MATERIAL PROVIDED

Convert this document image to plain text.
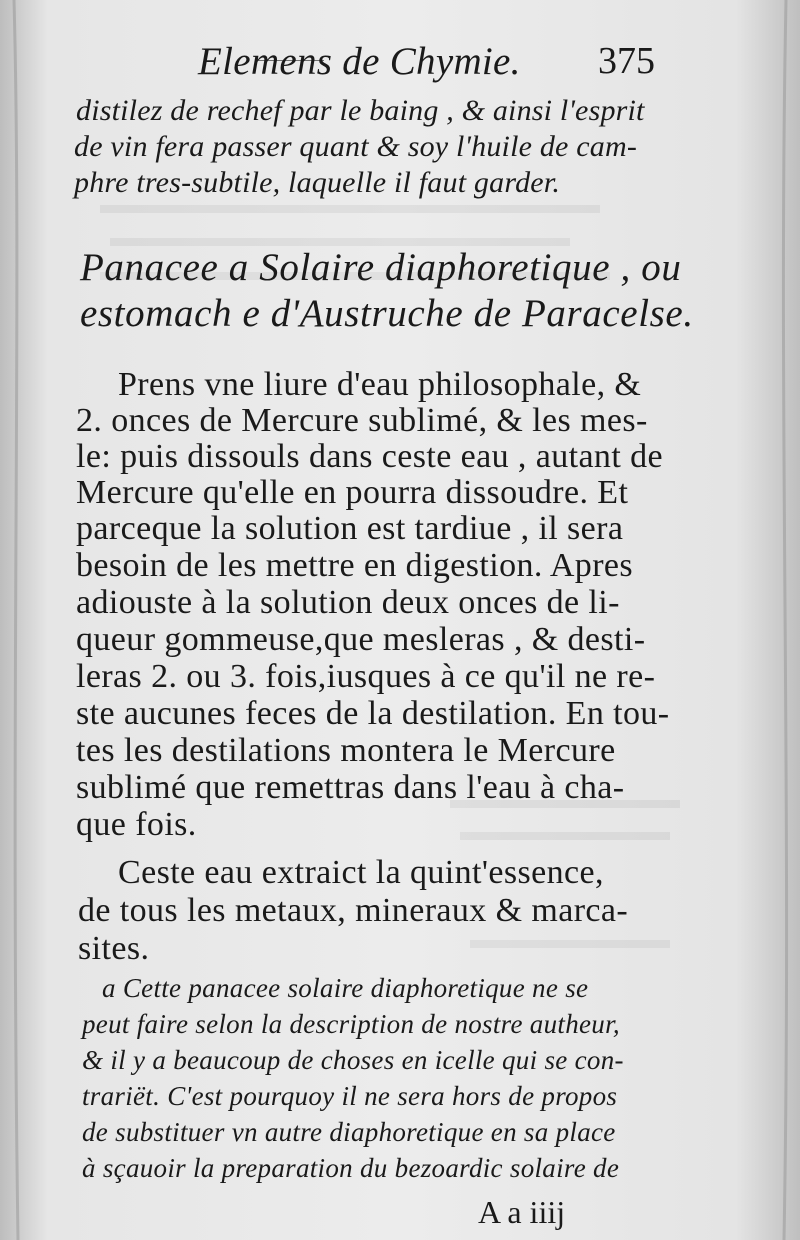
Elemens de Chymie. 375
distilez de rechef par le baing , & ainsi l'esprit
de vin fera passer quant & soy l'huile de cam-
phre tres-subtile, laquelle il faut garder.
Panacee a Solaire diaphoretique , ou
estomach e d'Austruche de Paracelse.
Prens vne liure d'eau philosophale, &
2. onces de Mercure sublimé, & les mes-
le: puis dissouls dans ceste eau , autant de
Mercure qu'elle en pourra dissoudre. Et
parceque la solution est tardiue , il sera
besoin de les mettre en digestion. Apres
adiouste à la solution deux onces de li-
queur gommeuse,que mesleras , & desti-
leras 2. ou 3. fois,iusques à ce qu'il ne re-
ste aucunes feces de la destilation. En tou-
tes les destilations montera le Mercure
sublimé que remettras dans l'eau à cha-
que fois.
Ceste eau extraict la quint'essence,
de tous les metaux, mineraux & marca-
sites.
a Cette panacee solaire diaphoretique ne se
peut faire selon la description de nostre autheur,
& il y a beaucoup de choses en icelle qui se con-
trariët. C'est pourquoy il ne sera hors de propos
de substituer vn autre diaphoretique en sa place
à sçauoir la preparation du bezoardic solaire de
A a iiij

WHAT THE TASK ASKS
From the entries above, extract every line where the word "diaphoretique" appears.

TASK RESPONSE
Panacee a Solaire diaphoretique , ou
a Cette panacee solaire diaphoretique ne se
de substituer vn autre diaphoretique en sa place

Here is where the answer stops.